Images do not belong in the copy. Retype all the entries below exactly.
------ RAW DATA
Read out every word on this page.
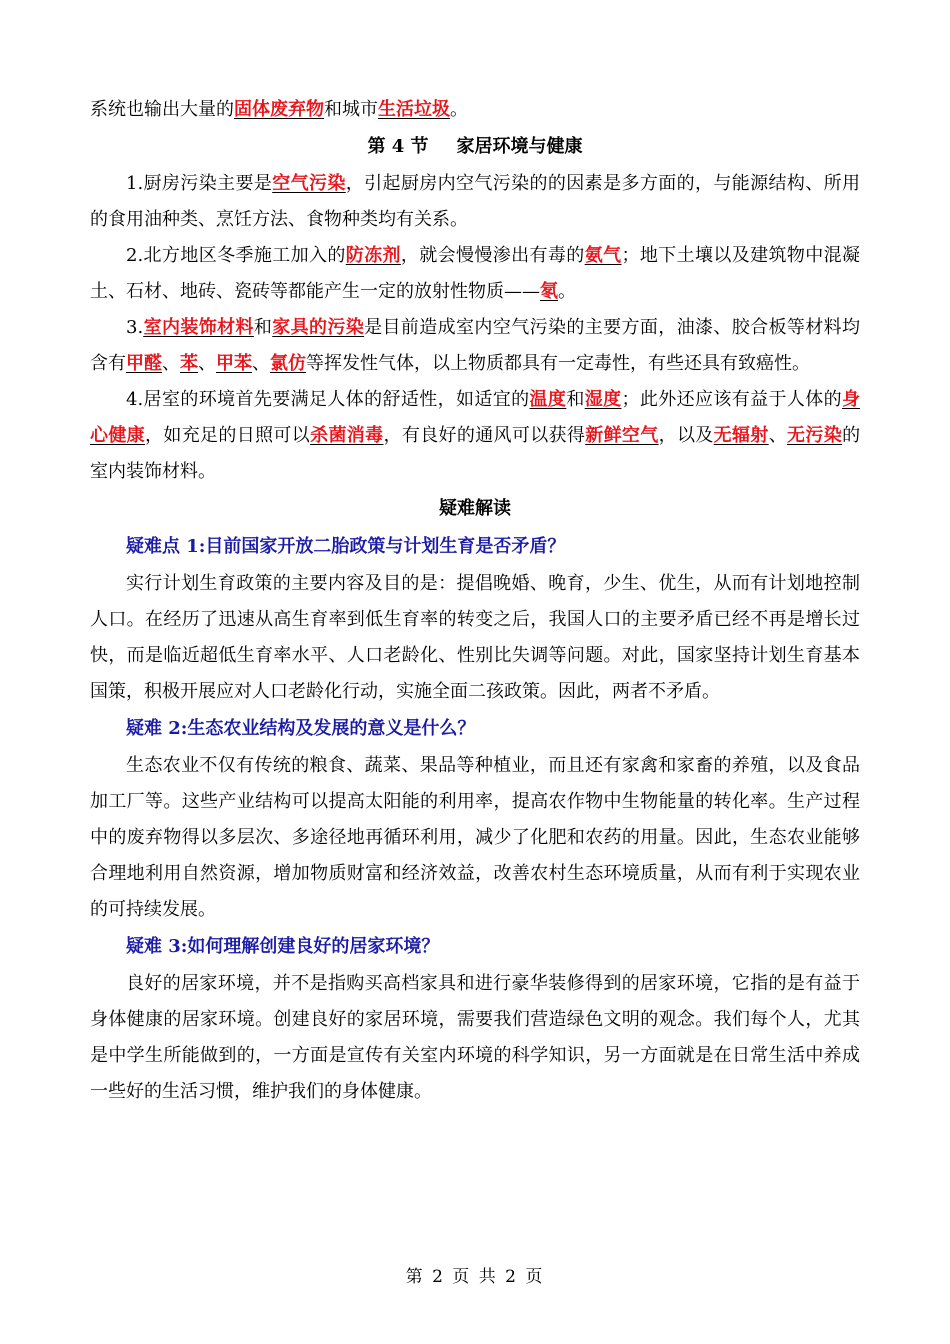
系统也输出大量的固体废弃物和城市生活垃圾。

第 4 节 家居环境与健康

1.厨房污染主要是空气污染，引起厨房内空气污染的的因素是多方面的，与能源结构、所用的食用油种类、烹饪方法、食物种类均有关系。

2.北方地区冬季施工加入的防冻剂，就会慢慢渗出有毒的氨气；地下土壤以及建筑物中混凝土、石材、地砖、瓷砖等都能产生一定的放射性物质——氡。

3.室内装饰材料和家具的污染是目前造成室内空气污染的主要方面，油漆、胶合板等材料均含有甲醛、苯、甲苯、氯仿等挥发性气体，以上物质都具有一定毒性，有些还具有致癌性。

4.居室的环境首先要满足人体的舒适性，如适宜的温度和湿度；此外还应该有益于人体的身心健康，如充足的日照可以杀菌消毒，有良好的通风可以获得新鲜空气，以及无辐射、无污染的室内装饰材料。

疑难解读

疑难点 1:目前国家开放二胎政策与计划生育是否矛盾？

实行计划生育政策的主要内容及目的是：提倡晚婚、晚育，少生、优生，从而有计划地控制人口。在经历了迅速从高生育率到低生育率的转变之后，我国人口的主要矛盾已经不再是增长过快，而是临近超低生育率水平、人口老龄化、性别比失调等问题。对此，国家坚持计划生育基本国策，积极开展应对人口老龄化行动，实施全面二孩政策。因此，两者不矛盾。

疑难 2:生态农业结构及发展的意义是什么？

生态农业不仅有传统的粮食、蔬菜、果品等种植业，而且还有家禽和家畜的养殖，以及食品加工厂等。这些产业结构可以提高太阳能的利用率，提高农作物中生物能量的转化率。生产过程中的废弃物得以多层次、多途径地再循环利用，减少了化肥和农药的用量。因此，生态农业能够合理地利用自然资源，增加物质财富和经济效益，改善农村生态环境质量，从而有利于实现农业的可持续发展。

疑难 3:如何理解创建良好的居家环境？

良好的居家环境，并不是指购买高档家具和进行豪华装修得到的居家环境，它指的是有益于身体健康的居家环境。创建良好的家居环境，需要我们营造绿色文明的观念。我们每个人，尤其是中学生所能做到的，一方面是宣传有关室内环境的科学知识，另一方面就是在日常生活中养成一些好的生活习惯，维护我们的身体健康。

第 2 页 共 2 页
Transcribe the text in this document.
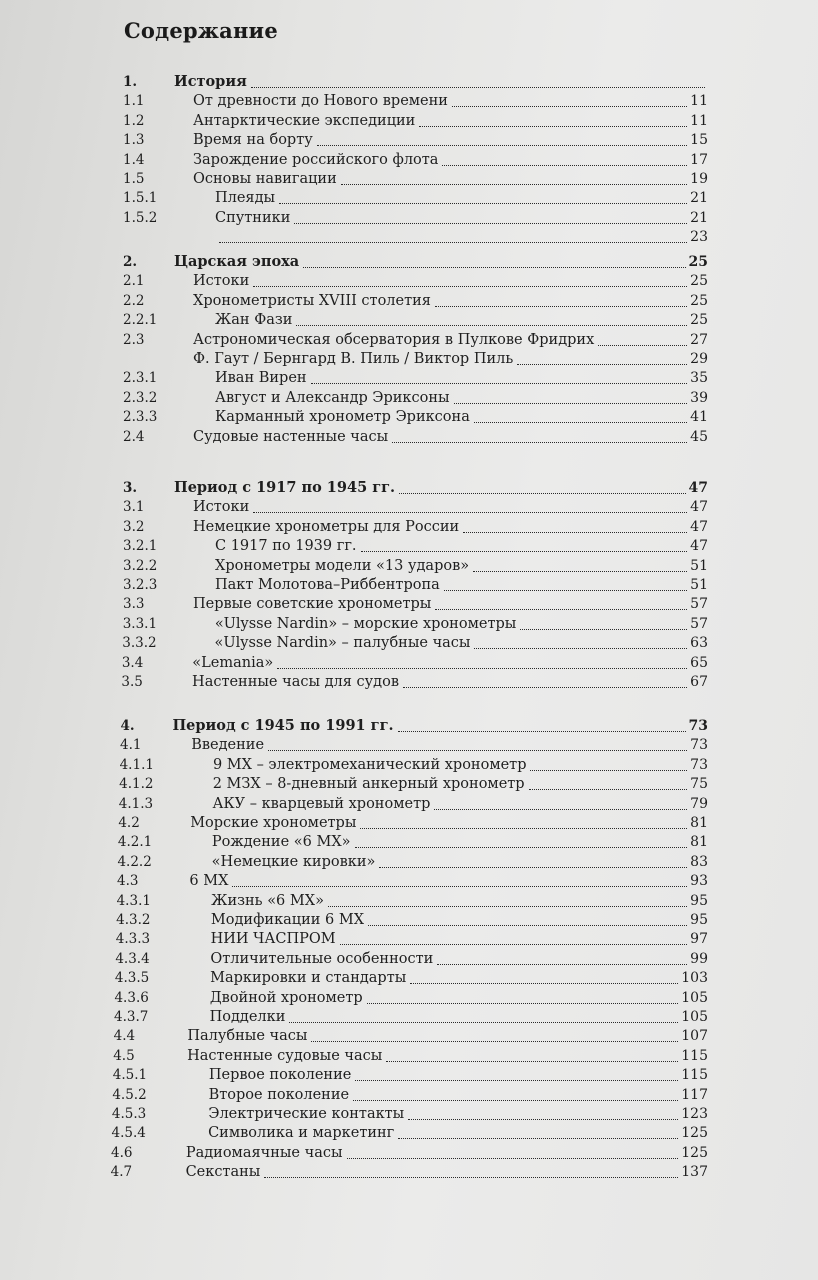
Содержание
1.	История
1.1	От древности до Нового времени	11
1.2	Антарктические экспедиции	11
1.3	Время на борту	15
1.4	Зарождение российского флота	17
1.5	Основы навигации	19
1.5.1	Плеяды	21
1.5.2	Спутники	21
23
2.	Царская эпоха	25
2.1	Истоки	25
2.2	Хронометристы XVIII столетия	25
2.2.1	Жан Фази	25
2.3	Астрономическая обсерватория в Пулкове Фридрих	27
Ф. Гаут / Бернгард В. Пиль / Виктор Пиль	29
2.3.1	Иван Вирен	35
2.3.2	Август и Александр Эриксоны	39
2.3.3	Карманный хронометр Эриксона	41
2.4	Судовые настенные часы	45
3.	Период с 1917 по 1945 гг.	47
3.1	Истоки	47
3.2	Немецкие хронометры для России	47
3.2.1	С 1917 по 1939 гг.	47
3.2.2	Хронометры модели «13 ударов»	51
3.2.3	Пакт Молотова–Риббентропа	51
3.3	Первые советские хронометры	57
3.3.1	«Ulysse Nardin» – морские хронометры	57
3.3.2	«Ulysse Nardin» – палубные часы	63
3.4	«Lemania»	65
3.5	Настенные часы для судов	67
4.	Период с 1945 по 1991 гг.	73
4.1	Введение	73
4.1.1	9 МХ – электромеханический хронометр	73
4.1.2	2 МЗХ – 8-дневный анкерный хронометр	75
4.1.3	АКУ – кварцевый хронометр	79
4.2	Морские хронометры	81
4.2.1	Рождение «6 МХ»	81
4.2.2	«Немецкие кировки»	83
4.3	6 МХ	93
4.3.1	Жизнь «6 МХ»	95
4.3.2	Модификации 6 МХ	95
4.3.3	НИИ ЧАСПРОМ	97
4.3.4	Отличительные особенности	99
4.3.5	Маркировки и стандарты	103
4.3.6	Двойной хронометр	105
4.3.7	Подделки	105
4.4	Палубные часы	107
4.5	Настенные судовые часы	115
4.5.1	Первое поколение	115
4.5.2	Второе поколение	117
4.5.3	Электрические контакты	123
4.5.4	Символика и маркетинг	125
4.6	Радиомаячные часы	125
4.7	Секстаны	137
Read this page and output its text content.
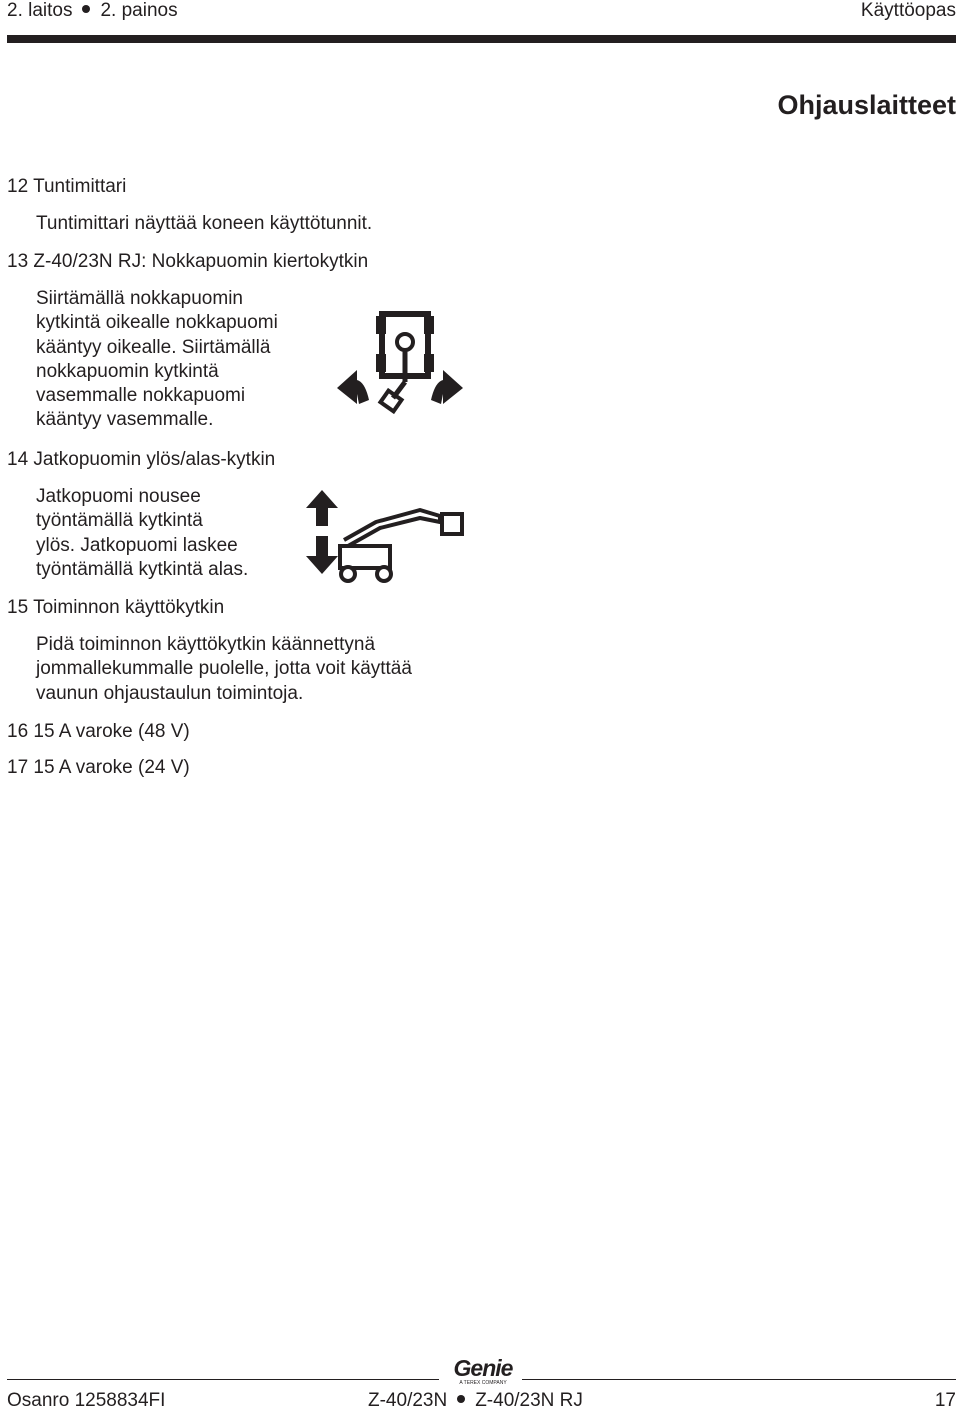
2. laitos 2. painos	Käyttöopas
Ohjauslaitteet
12 Tuntimittari
Tuntimittari näyttää koneen käyttötunnit.
13 Z-40/23N RJ: Nokkapuomin kiertokytkin
Siirtämällä nokkapuomin
kytkintä oikealle nokkapuomi
kääntyy oikealle. Siirtämällä
nokkapuomin kytkintä
vasemmalle nokkapuomi
kääntyy vasemmalle.
14 Jatkopuomin ylös/alas-kytkin
Jatkopuomi nousee
työntämällä kytkintä
ylös. Jatkopuomi laskee
työntämällä kytkintä alas.
15 Toiminnon käyttökytkin
Pidä toiminnon käyttökytkin käännettynä
jommallekummalle puolelle, jotta voit käyttää
vaunun ohjaustaulun toimintoja.
16 15 A varoke (48 V)
17 15 A varoke (24 V)
Genie
A TEREX COMPANY
Osanro 1258834FI	Z-40/23N Z-40/23N RJ	17
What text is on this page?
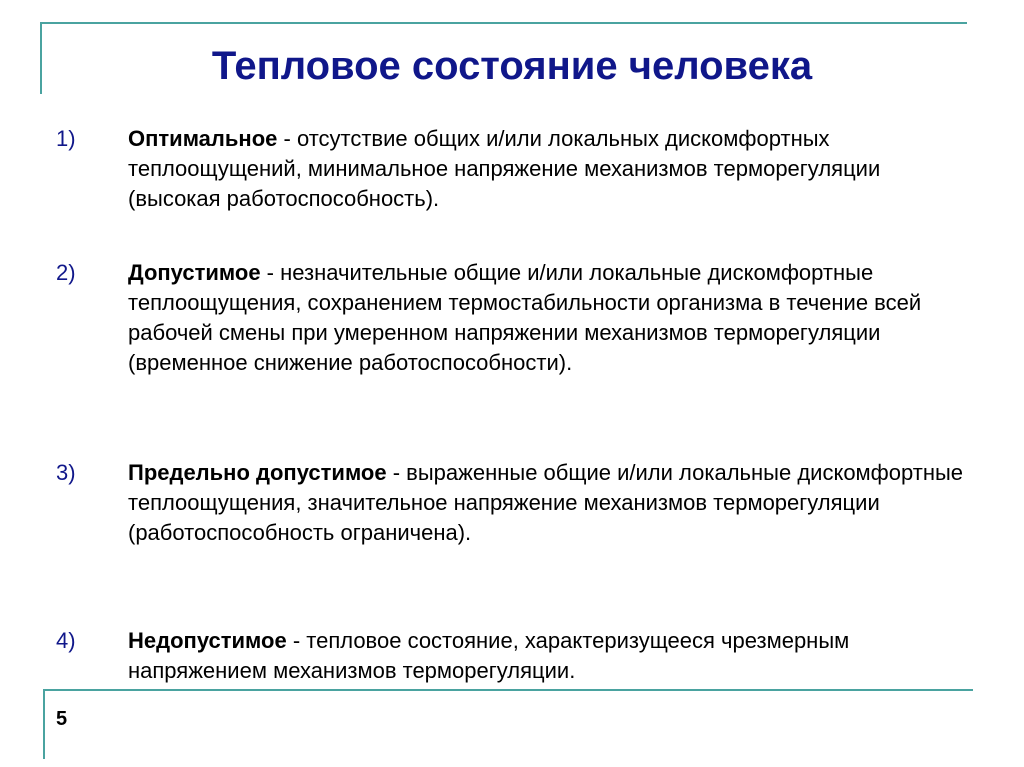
Тепловое состояние человека
1) Оптимальное - отсутствие общих и/или локальных дискомфортных теплоощущений, минимальное напряжение механизмов терморегуляции (высокая работоспособность).
2) Допустимое - незначительные общие и/или локальные дискомфортные теплоощущения, сохранением термостабильности организма в течение всей рабочей смены при умеренном напряжении механизмов терморегуляции (временное снижение работоспособности).
3) Предельно допустимое - выраженные общие и/или локальные дискомфортные теплоощущения, значительное напряжение механизмов терморегуляции (работоспособность ограничена).
4) Недопустимое - тепловое состояние, характеризущееся чрезмерным напряжением механизмов терморегуляции.
5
------------
*RESULT OF THE TASK:*
Read out every word on this page.
系统也输出大量的固体废弃物和城市生活垃圾。

第 4 节 家居环境与健康

1.厨房污染主要是空气污染，引起厨房内空气污染的的因素是多方面的，与能源结构、所用的食用油种类、烹饪方法、食物种类均有关系。

2.北方地区冬季施工加入的防冻剂，就会慢慢渗出有毒的氨气；地下土壤以及建筑物中混凝土、石材、地砖、瓷砖等都能产生一定的放射性物质——氡。

3.室内装饰材料和家具的污染是目前造成室内空气污染的主要方面，油漆、胶合板等材料均含有甲醛、苯、甲苯、氯仿等挥发性气体，以上物质都具有一定毒性，有些还具有致癌性。

4.居室的环境首先要满足人体的舒适性，如适宜的温度和湿度；此外还应该有益于人体的身心健康，如充足的日照可以杀菌消毒，有良好的通风可以获得新鲜空气，以及无辐射、无污染的室内装饰材料。

疑难解读

疑难点 1:目前国家开放二胎政策与计划生育是否矛盾？

实行计划生育政策的主要内容及目的是：提倡晚婚、晚育，少生、优生，从而有计划地控制人口。在经历了迅速从高生育率到低生育率的转变之后，我国人口的主要矛盾已经不再是增长过快，而是临近超低生育率水平、人口老龄化、性别比失调等问题。对此，国家坚持计划生育基本国策，积极开展应对人口老龄化行动，实施全面二孩政策。因此，两者不矛盾。

疑难 2:生态农业结构及发展的意义是什么？

生态农业不仅有传统的粮食、蔬菜、果品等种植业，而且还有家禽和家畜的养殖，以及食品加工厂等。这些产业结构可以提高太阳能的利用率，提高农作物中生物能量的转化率。生产过程中的废弃物得以多层次、多途径地再循环利用，减少了化肥和农药的用量。因此，生态农业能够合理地利用自然资源，增加物质财富和经济效益，改善农村生态环境质量，从而有利于实现农业的可持续发展。

疑难 3:如何理解创建良好的居家环境？

良好的居家环境，并不是指购买高档家具和进行豪华装修得到的居家环境，它指的是有益于身体健康的居家环境。创建良好的家居环境，需要我们营造绿色文明的观念。我们每个人，尤其是中学生所能做到的，一方面是宣传有关室内环境的科学知识，另一方面就是在日常生活中养成一些好的生活习惯，维护我们的身体健康。

第 2 页 共 2 页
Transcribe the text in this document.
Содержание
1.	История
1.1	От древности до Нового времени	11
1.2	Антарктические экспедиции	11
1.3	Время на борту	15
1.4	Зарождение российского флота	17
1.5	Основы навигации	19
1.5.1	Плеяды	21
1.5.2	Спутники	21
23
2.	Царская эпоха	25
2.1	Истоки	25
2.2	Хронометристы XVIII столетия	25
2.2.1	Жан Фази	25
2.3	Астрономическая обсерватория в Пулкове Фридрих	27
Ф. Гаут / Бернгард В. Пиль / Виктор Пиль	29
2.3.1	Иван Вирен	35
2.3.2	Август и Александр Эриксоны	39
2.3.3	Карманный хронометр Эриксона	41
2.4	Судовые настенные часы	45
3.	Период с 1917 по 1945 гг.	47
3.1	Истоки	47
3.2	Немецкие хронометры для России	47
3.2.1	С 1917 по 1939 гг.	47
3.2.2	Хронометры модели «13 ударов»	51
3.2.3	Пакт Молотова–Риббентропа	51
3.3	Первые советские хронометры	57
3.3.1	«Ulysse Nardin» – морские хронометры	57
3.3.2	«Ulysse Nardin» – палубные часы	63
3.4	«Lemania»	65
3.5	Настенные часы для судов	67
4.	Период с 1945 по 1991 гг.	73
4.1	Введение	73
4.1.1	9 МХ – электромеханический хронометр	73
4.1.2	2 МЗХ – 8-дневный анкерный хронометр	75
4.1.3	АКУ – кварцевый хронометр	79
4.2	Морские хронометры	81
4.2.1	Рождение «6 МХ»	81
4.2.2	«Немецкие кировки»	83
4.3	6 МХ	93
4.3.1	Жизнь «6 МХ»	95
4.3.2	Модификации 6 МХ	95
4.3.3	НИИ ЧАСПРОМ	97
4.3.4	Отличительные особенности	99
4.3.5	Маркировки и стандарты	103
4.3.6	Двойной хронометр	105
4.3.7	Подделки	105
4.4	Палубные часы	107
4.5	Настенные судовые часы	115
4.5.1	Первое поколение	115
4.5.2	Второе поколение	117
4.5.3	Электрические контакты	123
4.5.4	Символика и маркетинг	125
4.6	Радиомаячные часы	125
4.7	Секстаны	137
Read this page and output its text content.
2. laitos 2. painos	Käyttöopas
Ohjauslaitteet
12 Tuntimittari
Tuntimittari näyttää koneen käyttötunnit.
13 Z-40/23N RJ: Nokkapuomin kiertokytkin
Siirtämällä nokkapuomin
kytkintä oikealle nokkapuomi
kääntyy oikealle. Siirtämällä
nokkapuomin kytkintä
vasemmalle nokkapuomi
kääntyy vasemmalle.
14 Jatkopuomin ylös/alas-kytkin
Jatkopuomi nousee
työntämällä kytkintä
ylös. Jatkopuomi laskee
työntämällä kytkintä alas.
15 Toiminnon käyttökytkin
Pidä toiminnon käyttökytkin käännettynä
jommallekummalle puolelle, jotta voit käyttää
vaunun ohjaustaulun toimintoja.
16 15 A varoke (48 V)
17 15 A varoke (24 V)
Genie
A TEREX COMPANY
Osanro 1258834FI	Z-40/23N Z-40/23N RJ	17
What text is on this page?
Тепловое состояние человека
1) Оптимальное - отсутствие общих и/или локальных дискомфортных теплоощущений, минимальное напряжение механизмов терморегуляции (высокая работоспособность).
2) Допустимое - незначительные общие и/или локальные дискомфортные теплоощущения, сохранением термостабильности организма в течение всей рабочей смены при умеренном напряжении механизмов терморегуляции (временное снижение работоспособности).
3) Предельно допустимое - выраженные общие и/или локальные дискомфортные теплоощущения, значительное напряжение механизмов терморегуляции (работоспособность ограничена).
4) Недопустимое - тепловое состояние, характеризущееся чрезмерным напряжением механизмов терморегуляции.
5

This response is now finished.